====== Exercise material
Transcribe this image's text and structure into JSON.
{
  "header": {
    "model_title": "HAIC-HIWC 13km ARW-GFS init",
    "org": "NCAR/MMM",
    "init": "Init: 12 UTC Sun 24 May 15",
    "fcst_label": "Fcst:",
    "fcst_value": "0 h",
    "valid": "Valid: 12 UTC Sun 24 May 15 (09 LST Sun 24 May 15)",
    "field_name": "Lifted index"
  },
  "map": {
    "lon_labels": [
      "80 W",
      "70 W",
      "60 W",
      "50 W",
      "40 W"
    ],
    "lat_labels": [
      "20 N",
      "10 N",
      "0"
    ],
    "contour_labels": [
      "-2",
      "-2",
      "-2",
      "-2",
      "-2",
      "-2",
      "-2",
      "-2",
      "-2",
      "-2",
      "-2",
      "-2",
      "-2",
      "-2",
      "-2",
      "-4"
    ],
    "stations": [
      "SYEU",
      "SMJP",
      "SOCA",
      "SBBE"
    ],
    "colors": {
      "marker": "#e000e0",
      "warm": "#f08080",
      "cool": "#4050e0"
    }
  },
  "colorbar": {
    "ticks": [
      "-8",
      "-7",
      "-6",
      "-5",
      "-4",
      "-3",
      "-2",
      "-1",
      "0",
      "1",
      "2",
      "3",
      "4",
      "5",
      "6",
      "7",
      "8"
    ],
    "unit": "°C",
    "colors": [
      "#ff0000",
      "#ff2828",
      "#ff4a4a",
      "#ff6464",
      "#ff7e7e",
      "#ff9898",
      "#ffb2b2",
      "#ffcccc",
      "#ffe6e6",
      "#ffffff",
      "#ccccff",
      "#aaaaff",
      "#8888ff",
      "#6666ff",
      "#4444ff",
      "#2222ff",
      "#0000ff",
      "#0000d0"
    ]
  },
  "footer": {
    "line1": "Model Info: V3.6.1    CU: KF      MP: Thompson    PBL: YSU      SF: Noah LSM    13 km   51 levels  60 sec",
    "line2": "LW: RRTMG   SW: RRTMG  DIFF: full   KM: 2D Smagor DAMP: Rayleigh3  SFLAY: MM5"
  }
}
============
Instructions for the task -
Only lines with "init" are wanted here; list each of them.

Complete response -
    "model_title": "HAIC-HIWC 13km ARW-GFS init",
    "init": "Init: 12 UTC Sun 24 May 15",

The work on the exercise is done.